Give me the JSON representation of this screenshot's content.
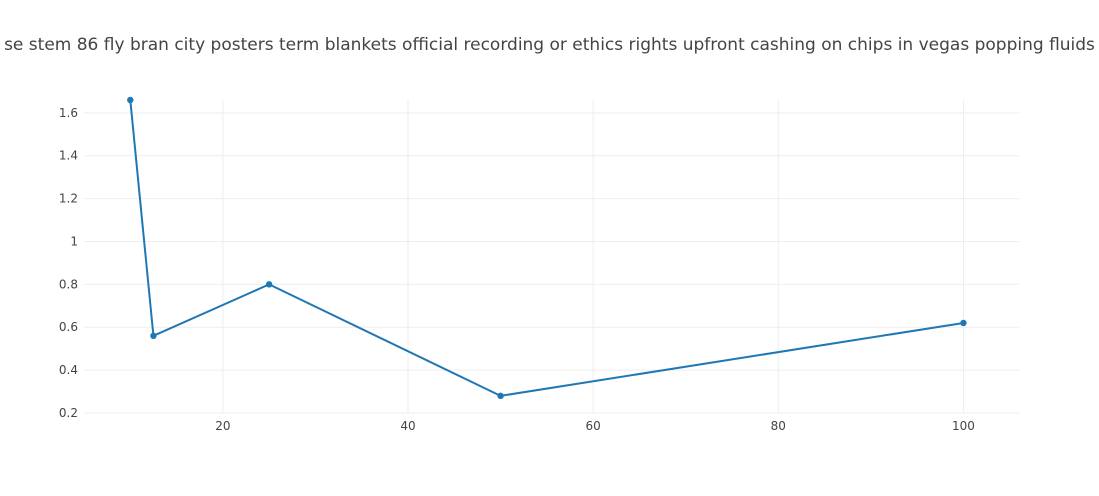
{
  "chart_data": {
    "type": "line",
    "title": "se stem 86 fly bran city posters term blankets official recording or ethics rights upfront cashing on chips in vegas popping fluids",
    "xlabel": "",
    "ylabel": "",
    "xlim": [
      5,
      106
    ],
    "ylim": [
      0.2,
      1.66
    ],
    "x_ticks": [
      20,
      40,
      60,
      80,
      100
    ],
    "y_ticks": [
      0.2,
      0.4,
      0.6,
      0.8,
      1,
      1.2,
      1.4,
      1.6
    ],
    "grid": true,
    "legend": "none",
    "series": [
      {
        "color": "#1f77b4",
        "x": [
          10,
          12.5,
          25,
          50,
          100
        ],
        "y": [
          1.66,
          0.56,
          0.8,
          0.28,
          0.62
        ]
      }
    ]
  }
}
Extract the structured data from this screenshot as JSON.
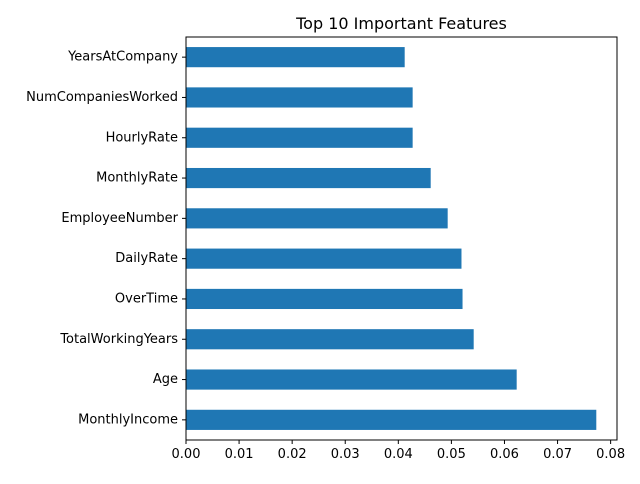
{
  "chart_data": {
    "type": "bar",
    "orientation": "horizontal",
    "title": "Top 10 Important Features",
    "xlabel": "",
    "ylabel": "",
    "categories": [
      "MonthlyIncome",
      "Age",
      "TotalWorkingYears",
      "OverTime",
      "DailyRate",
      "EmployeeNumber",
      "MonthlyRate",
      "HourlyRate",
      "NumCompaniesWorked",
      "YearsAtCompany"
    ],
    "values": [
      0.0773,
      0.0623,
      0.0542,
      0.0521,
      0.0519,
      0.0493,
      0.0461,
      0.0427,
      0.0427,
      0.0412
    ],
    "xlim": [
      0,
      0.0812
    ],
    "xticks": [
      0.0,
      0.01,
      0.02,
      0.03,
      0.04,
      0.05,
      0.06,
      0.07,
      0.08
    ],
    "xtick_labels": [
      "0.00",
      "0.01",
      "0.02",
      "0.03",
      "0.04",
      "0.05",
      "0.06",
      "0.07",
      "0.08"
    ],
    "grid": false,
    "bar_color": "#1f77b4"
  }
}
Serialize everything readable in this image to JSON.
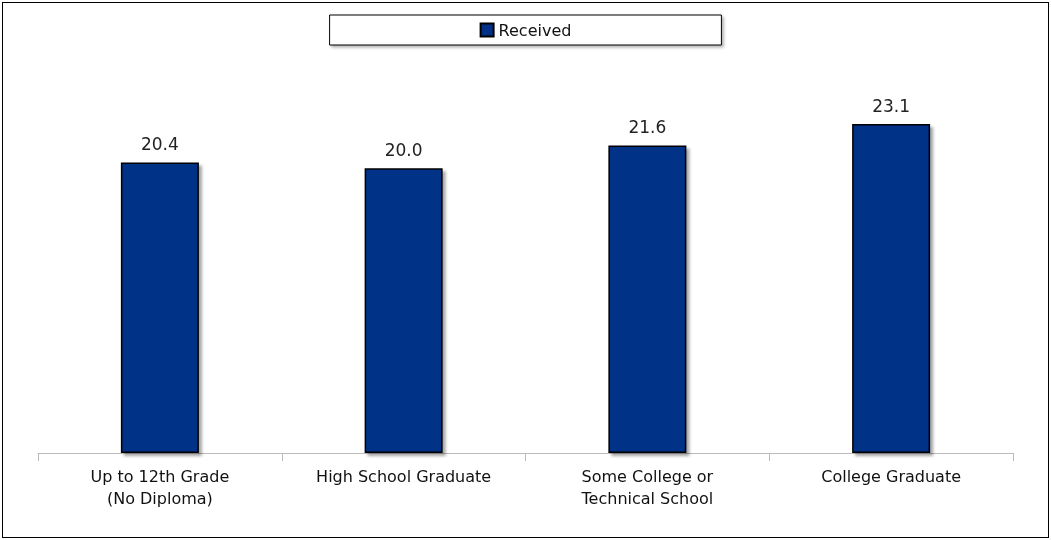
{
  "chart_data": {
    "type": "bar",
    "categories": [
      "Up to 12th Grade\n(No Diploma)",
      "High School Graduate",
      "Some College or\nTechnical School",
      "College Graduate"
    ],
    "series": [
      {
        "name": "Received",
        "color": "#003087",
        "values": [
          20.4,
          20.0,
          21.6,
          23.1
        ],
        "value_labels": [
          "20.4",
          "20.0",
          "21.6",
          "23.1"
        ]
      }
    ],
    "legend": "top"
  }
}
•••
Scan the material above for the string "School" and report each line where you find it.

      "High School Graduate",
      "Some College or\nTechnical School",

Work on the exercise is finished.